» **WHAT TO PRODUCE**: Edit the data below by replacing every "page-number" with "page-label" and leaving everything else the same.

» **DATA FOR PROCESSING**:
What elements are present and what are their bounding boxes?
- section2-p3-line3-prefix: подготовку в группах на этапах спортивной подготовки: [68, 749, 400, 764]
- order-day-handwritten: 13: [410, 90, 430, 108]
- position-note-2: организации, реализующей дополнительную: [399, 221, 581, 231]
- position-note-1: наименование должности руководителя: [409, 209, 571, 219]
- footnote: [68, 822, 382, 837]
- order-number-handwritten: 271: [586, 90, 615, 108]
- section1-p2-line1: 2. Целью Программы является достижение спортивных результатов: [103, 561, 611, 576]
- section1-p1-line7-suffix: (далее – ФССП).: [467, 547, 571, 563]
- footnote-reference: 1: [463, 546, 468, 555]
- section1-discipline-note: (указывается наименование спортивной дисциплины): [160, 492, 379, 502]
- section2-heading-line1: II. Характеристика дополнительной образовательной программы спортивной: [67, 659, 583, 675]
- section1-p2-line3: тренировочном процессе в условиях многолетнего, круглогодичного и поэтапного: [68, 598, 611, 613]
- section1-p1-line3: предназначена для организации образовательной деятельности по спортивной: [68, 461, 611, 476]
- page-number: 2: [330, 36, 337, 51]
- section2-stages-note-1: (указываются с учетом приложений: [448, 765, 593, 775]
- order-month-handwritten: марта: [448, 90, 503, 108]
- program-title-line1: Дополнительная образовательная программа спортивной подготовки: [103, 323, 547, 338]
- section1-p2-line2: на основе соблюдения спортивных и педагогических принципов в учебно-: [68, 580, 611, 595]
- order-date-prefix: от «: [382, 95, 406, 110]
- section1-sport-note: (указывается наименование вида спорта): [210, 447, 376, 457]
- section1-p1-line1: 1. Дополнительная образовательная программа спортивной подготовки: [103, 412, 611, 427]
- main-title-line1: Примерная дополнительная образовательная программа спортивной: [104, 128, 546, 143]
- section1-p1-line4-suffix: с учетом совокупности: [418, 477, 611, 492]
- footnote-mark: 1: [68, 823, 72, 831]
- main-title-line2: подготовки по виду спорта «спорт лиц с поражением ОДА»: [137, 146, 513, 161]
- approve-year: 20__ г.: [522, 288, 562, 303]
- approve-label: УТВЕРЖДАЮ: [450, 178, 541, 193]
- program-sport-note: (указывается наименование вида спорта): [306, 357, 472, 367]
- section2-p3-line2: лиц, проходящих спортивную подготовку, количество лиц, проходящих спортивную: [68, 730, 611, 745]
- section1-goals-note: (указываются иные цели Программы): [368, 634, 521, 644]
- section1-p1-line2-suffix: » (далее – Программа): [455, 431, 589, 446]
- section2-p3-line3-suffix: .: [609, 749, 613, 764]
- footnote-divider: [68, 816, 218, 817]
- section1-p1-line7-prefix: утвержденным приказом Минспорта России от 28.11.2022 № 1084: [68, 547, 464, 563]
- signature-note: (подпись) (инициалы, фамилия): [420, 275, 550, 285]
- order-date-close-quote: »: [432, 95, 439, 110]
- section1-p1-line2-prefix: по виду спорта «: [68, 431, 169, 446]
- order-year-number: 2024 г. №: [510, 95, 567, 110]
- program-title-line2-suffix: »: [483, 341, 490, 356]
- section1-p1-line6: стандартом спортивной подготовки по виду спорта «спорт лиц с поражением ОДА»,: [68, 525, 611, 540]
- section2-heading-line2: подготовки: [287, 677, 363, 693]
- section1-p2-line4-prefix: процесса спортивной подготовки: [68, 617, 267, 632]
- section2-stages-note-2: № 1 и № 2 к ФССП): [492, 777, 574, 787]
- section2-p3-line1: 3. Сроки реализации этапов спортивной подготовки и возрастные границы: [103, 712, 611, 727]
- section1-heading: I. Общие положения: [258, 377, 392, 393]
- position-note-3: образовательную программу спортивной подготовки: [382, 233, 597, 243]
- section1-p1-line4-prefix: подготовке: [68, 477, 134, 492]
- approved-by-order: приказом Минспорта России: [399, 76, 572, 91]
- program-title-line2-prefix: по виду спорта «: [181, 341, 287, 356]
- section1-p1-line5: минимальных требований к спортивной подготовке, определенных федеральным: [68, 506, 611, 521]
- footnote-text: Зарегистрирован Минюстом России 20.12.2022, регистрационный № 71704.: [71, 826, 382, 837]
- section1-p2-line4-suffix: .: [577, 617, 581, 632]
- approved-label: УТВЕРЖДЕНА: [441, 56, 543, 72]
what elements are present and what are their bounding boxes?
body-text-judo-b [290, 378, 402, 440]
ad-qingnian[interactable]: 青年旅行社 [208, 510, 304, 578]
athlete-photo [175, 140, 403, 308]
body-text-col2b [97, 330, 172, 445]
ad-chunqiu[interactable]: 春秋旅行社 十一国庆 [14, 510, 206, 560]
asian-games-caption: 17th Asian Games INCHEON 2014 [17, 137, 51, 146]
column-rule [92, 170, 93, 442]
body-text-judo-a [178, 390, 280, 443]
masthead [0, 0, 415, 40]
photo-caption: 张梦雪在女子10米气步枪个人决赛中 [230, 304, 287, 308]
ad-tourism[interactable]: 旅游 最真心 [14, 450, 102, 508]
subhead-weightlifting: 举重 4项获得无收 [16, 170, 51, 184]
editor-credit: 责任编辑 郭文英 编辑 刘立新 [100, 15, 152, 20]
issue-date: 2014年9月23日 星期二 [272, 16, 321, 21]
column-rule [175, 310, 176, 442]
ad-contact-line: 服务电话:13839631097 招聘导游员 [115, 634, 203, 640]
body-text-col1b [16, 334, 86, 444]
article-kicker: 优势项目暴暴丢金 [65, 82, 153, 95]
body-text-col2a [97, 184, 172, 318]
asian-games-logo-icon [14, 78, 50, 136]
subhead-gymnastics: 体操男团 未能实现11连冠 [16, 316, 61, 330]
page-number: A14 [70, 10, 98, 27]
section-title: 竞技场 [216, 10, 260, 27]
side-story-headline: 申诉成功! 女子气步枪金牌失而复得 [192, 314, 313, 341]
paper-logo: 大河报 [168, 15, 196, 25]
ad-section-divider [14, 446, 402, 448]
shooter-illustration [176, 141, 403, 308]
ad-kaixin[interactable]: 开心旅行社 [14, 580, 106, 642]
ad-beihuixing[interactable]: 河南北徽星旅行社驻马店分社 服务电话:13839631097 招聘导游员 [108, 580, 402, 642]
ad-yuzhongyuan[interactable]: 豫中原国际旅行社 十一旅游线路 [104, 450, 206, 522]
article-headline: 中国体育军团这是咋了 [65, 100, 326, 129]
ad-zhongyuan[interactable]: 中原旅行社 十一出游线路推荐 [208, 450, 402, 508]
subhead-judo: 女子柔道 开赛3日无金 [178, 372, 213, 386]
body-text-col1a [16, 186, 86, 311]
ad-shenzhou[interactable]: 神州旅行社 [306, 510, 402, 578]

» **ANSWER TO THIS EXERCISE**:
What elements are present and what are their bounding boxes?
- section2-p3-line3-prefix: подготовку в группах на этапах спортивной подготовки: [68, 749, 400, 764]
- order-day-handwritten: 13: [410, 90, 430, 108]
- position-note-2: организации, реализующей дополнительную: [399, 221, 581, 231]
- position-note-1: наименование должности руководителя: [409, 209, 571, 219]
- footnote: [68, 822, 382, 837]
- order-number-handwritten: 271: [586, 90, 615, 108]
- section1-p2-line1: 2. Целью Программы является достижение спортивных результатов: [103, 561, 611, 576]
- section1-p1-line7-suffix: (далее – ФССП).: [467, 547, 571, 563]
- footnote-reference: 1: [463, 546, 468, 555]
- section1-discipline-note: (указывается наименование спортивной дисциплины): [160, 492, 379, 502]
- section2-heading-line1: II. Характеристика дополнительной образовательной программы спортивной: [67, 659, 583, 675]
- section1-p2-line3: тренировочном процессе в условиях многолетнего, круглогодичного и поэтапного: [68, 598, 611, 613]
- section1-p1-line3: предназначена для организации образовательной деятельности по спортивной: [68, 461, 611, 476]
- page-label: 2: [330, 36, 337, 51]
- section2-stages-note-1: (указываются с учетом приложений: [448, 765, 593, 775]
- order-month-handwritten: марта: [448, 90, 503, 108]
- program-title-line1: Дополнительная образовательная программа спортивной подготовки: [103, 323, 547, 338]
- section1-p2-line2: на основе соблюдения спортивных и педагогических принципов в учебно-: [68, 580, 611, 595]
- order-date-prefix: от «: [382, 95, 406, 110]
- section1-sport-note: (указывается наименование вида спорта): [210, 447, 376, 457]
- section1-p1-line1: 1. Дополнительная образовательная программа спортивной подготовки: [103, 412, 611, 427]
- main-title-line1: Примерная дополнительная образовательная программа спортивной: [104, 128, 546, 143]
- section1-p1-line4-suffix: с учетом совокупности: [418, 477, 611, 492]
- footnote-mark: 1: [68, 823, 72, 831]
- main-title-line2: подготовки по виду спорта «спорт лиц с поражением ОДА»: [137, 146, 513, 161]
- approve-year: 20__ г.: [522, 288, 562, 303]
- approve-label: УТВЕРЖДАЮ: [450, 178, 541, 193]
- program-sport-note: (указывается наименование вида спорта): [306, 357, 472, 367]
- section2-p3-line2: лиц, проходящих спортивную подготовку, количество лиц, проходящих спортивную: [68, 730, 611, 745]
- section1-goals-note: (указываются иные цели Программы): [368, 634, 521, 644]
- section1-p1-line2-suffix: » (далее – Программа): [455, 431, 589, 446]
- section2-p3-line3-suffix: .: [609, 749, 613, 764]
- footnote-divider: [68, 816, 218, 817]
- section1-p1-line7-prefix: утвержденным приказом Минспорта России от 28.11.2022 № 1084: [68, 547, 464, 563]
- signature-note: (подпись) (инициалы, фамилия): [420, 275, 550, 285]
- order-date-close-quote: »: [432, 95, 439, 110]
- section1-p1-line2-prefix: по виду спорта «: [68, 431, 169, 446]
- order-year-number: 2024 г. №: [510, 95, 567, 110]
- program-title-line2-suffix: »: [483, 341, 490, 356]
- section1-p1-line6: стандартом спортивной подготовки по виду спорта «спорт лиц с поражением ОДА»,: [68, 525, 611, 540]
- section2-heading-line2: подготовки: [287, 677, 363, 693]
- section1-p2-line4-prefix: процесса спортивной подготовки: [68, 617, 267, 632]
- section2-stages-note-2: № 1 и № 2 к ФССП): [492, 777, 574, 787]
- section2-p3-line1: 3. Сроки реализации этапов спортивной подготовки и возрастные границы: [103, 712, 611, 727]
- section1-heading: I. Общие положения: [258, 377, 392, 393]
- position-note-3: образовательную программу спортивной подготовки: [382, 233, 597, 243]
- section1-p1-line4-prefix: подготовке: [68, 477, 134, 492]
- approved-by-order: приказом Минспорта России: [399, 76, 572, 91]
- program-title-line2-prefix: по виду спорта «: [181, 341, 287, 356]
- section1-p1-line5: минимальных требований к спортивной подготовке, определенных федеральным: [68, 506, 611, 521]
- footnote-text: Зарегистрирован Минюстом России 20.12.2022, регистрационный № 71704.: [71, 826, 382, 837]
- section1-p2-line4-suffix: .: [577, 617, 581, 632]
- approved-label: УТВЕРЖДЕНА: [441, 56, 543, 72]
what elements are present and what are their bounding boxes?
body-text-judo-b [290, 378, 402, 440]
ad-qingnian[interactable]: 青年旅行社 [208, 510, 304, 578]
athlete-photo [175, 140, 403, 308]
body-text-col2b [97, 330, 172, 445]
ad-chunqiu[interactable]: 春秋旅行社 十一国庆 [14, 510, 206, 560]
asian-games-caption: 17th Asian Games INCHEON 2014 [17, 137, 51, 146]
column-rule [92, 170, 93, 442]
body-text-judo-a [178, 390, 280, 443]
masthead [0, 0, 415, 40]
photo-caption: 张梦雪在女子10米气步枪个人决赛中 [230, 304, 287, 308]
ad-tourism[interactable]: 旅游 最真心 [14, 450, 102, 508]
subhead-weightlifting: 举重 4项获得无收 [16, 170, 51, 184]
editor-credit: 责任编辑 郭文英 编辑 刘立新 [100, 15, 152, 20]
issue-date: 2014年9月23日 星期二 [272, 16, 321, 21]
column-rule [175, 310, 176, 442]
ad-contact-line: 服务电话:13839631097 招聘导游员 [115, 634, 203, 640]
body-text-col1b [16, 334, 86, 444]
article-kicker: 优势项目暴暴丢金 [65, 82, 153, 95]
body-text-col2a [97, 184, 172, 318]
asian-games-logo-icon [14, 78, 50, 136]
subhead-gymnastics: 体操男团 未能实现11连冠 [16, 316, 61, 330]
page-label: A14 [70, 10, 98, 27]
section-title: 竞技场 [216, 10, 260, 27]
side-story-headline: 申诉成功! 女子气步枪金牌失而复得 [192, 314, 313, 341]
paper-logo: 大河报 [168, 15, 196, 25]
ad-section-divider [14, 446, 402, 448]
shooter-illustration [176, 141, 403, 308]
ad-kaixin[interactable]: 开心旅行社 [14, 580, 106, 642]
ad-beihuixing[interactable]: 河南北徽星旅行社驻马店分社 服务电话:13839631097 招聘导游员 [108, 580, 402, 642]
ad-yuzhongyuan[interactable]: 豫中原国际旅行社 十一旅游线路 [104, 450, 206, 522]
article-headline: 中国体育军团这是咋了 [65, 100, 326, 129]
ad-zhongyuan[interactable]: 中原旅行社 十一出游线路推荐 [208, 450, 402, 508]
subhead-judo: 女子柔道 开赛3日无金 [178, 372, 213, 386]
body-text-col1a [16, 186, 86, 311]
ad-shenzhou[interactable]: 神州旅行社 [306, 510, 402, 578]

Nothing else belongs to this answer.